Lines of data
◇ ◇ ◇ ◇ ◇

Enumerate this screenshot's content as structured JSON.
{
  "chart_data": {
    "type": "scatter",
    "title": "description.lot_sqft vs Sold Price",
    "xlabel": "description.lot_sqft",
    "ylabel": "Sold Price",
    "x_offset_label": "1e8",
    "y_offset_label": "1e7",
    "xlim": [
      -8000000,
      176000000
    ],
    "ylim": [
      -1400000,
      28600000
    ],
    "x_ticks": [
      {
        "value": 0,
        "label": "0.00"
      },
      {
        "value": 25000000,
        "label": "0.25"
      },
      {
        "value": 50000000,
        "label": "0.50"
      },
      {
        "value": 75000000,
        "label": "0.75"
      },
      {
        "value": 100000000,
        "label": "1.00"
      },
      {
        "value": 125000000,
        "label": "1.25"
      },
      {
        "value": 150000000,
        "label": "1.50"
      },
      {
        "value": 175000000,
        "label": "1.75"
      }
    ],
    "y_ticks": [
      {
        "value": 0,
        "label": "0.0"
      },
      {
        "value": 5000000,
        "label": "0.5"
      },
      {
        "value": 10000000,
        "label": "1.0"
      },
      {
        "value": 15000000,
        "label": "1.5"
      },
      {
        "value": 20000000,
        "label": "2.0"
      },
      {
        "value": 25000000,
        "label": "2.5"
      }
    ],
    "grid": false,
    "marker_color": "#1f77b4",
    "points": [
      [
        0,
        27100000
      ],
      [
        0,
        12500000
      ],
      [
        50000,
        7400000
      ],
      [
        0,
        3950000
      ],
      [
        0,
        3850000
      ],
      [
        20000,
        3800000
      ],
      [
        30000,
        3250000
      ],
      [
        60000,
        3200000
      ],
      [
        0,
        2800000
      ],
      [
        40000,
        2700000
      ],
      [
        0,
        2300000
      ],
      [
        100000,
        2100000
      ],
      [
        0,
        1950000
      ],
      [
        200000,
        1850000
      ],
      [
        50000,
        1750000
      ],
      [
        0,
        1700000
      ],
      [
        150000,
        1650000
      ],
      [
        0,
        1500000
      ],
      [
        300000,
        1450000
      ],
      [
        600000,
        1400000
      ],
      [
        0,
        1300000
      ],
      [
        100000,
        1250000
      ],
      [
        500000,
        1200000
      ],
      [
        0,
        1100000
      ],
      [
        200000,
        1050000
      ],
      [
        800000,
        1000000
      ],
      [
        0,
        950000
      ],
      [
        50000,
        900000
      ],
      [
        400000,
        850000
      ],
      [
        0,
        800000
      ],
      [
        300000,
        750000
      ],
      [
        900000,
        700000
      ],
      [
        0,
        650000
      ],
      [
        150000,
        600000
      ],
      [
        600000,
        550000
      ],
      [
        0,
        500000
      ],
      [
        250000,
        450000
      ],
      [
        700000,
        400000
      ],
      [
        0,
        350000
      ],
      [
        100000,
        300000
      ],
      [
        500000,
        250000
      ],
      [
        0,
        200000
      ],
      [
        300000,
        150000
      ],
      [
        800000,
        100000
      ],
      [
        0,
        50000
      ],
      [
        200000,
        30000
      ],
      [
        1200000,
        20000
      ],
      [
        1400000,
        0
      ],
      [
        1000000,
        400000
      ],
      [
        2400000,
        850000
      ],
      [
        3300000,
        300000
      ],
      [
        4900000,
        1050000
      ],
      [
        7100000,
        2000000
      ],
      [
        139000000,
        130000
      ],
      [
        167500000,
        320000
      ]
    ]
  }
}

◇ ◇ ◇ ◇ ◇

* Work to complete *
Repeat the whole listing exactly, keeping every line intact.

* Response to this exercise *
Enumerate this screenshot's content as structured JSON.
{
  "chart_data": {
    "type": "scatter",
    "title": "description.lot_sqft vs Sold Price",
    "xlabel": "description.lot_sqft",
    "ylabel": "Sold Price",
    "x_offset_label": "1e8",
    "y_offset_label": "1e7",
    "xlim": [
      -8000000,
      176000000
    ],
    "ylim": [
      -1400000,
      28600000
    ],
    "x_ticks": [
      {
        "value": 0,
        "label": "0.00"
      },
      {
        "value": 25000000,
        "label": "0.25"
      },
      {
        "value": 50000000,
        "label": "0.50"
      },
      {
        "value": 75000000,
        "label": "0.75"
      },
      {
        "value": 100000000,
        "label": "1.00"
      },
      {
        "value": 125000000,
        "label": "1.25"
      },
      {
        "value": 150000000,
        "label": "1.50"
      },
      {
        "value": 175000000,
        "label": "1.75"
      }
    ],
    "y_ticks": [
      {
        "value": 0,
        "label": "0.0"
      },
      {
        "value": 5000000,
        "label": "0.5"
      },
      {
        "value": 10000000,
        "label": "1.0"
      },
      {
        "value": 15000000,
        "label": "1.5"
      },
      {
        "value": 20000000,
        "label": "2.0"
      },
      {
        "value": 25000000,
        "label": "2.5"
      }
    ],
    "grid": false,
    "marker_color": "#1f77b4",
    "points": [
      [
        0,
        27100000
      ],
      [
        0,
        12500000
      ],
      [
        50000,
        7400000
      ],
      [
        0,
        3950000
      ],
      [
        0,
        3850000
      ],
      [
        20000,
        3800000
      ],
      [
        30000,
        3250000
      ],
      [
        60000,
        3200000
      ],
      [
        0,
        2800000
      ],
      [
        40000,
        2700000
      ],
      [
        0,
        2300000
      ],
      [
        100000,
        2100000
      ],
      [
        0,
        1950000
      ],
      [
        200000,
        1850000
      ],
      [
        50000,
        1750000
      ],
      [
        0,
        1700000
      ],
      [
        150000,
        1650000
      ],
      [
        0,
        1500000
      ],
      [
        300000,
        1450000
      ],
      [
        600000,
        1400000
      ],
      [
        0,
        1300000
      ],
      [
        100000,
        1250000
      ],
      [
        500000,
        1200000
      ],
      [
        0,
        1100000
      ],
      [
        200000,
        1050000
      ],
      [
        800000,
        1000000
      ],
      [
        0,
        950000
      ],
      [
        50000,
        900000
      ],
      [
        400000,
        850000
      ],
      [
        0,
        800000
      ],
      [
        300000,
        750000
      ],
      [
        900000,
        700000
      ],
      [
        0,
        650000
      ],
      [
        150000,
        600000
      ],
      [
        600000,
        550000
      ],
      [
        0,
        500000
      ],
      [
        250000,
        450000
      ],
      [
        700000,
        400000
      ],
      [
        0,
        350000
      ],
      [
        100000,
        300000
      ],
      [
        500000,
        250000
      ],
      [
        0,
        200000
      ],
      [
        300000,
        150000
      ],
      [
        800000,
        100000
      ],
      [
        0,
        50000
      ],
      [
        200000,
        30000
      ],
      [
        1200000,
        20000
      ],
      [
        1400000,
        0
      ],
      [
        1000000,
        400000
      ],
      [
        2400000,
        850000
      ],
      [
        3300000,
        300000
      ],
      [
        4900000,
        1050000
      ],
      [
        7100000,
        2000000
      ],
      [
        139000000,
        130000
      ],
      [
        167500000,
        320000
      ]
    ]
  }
}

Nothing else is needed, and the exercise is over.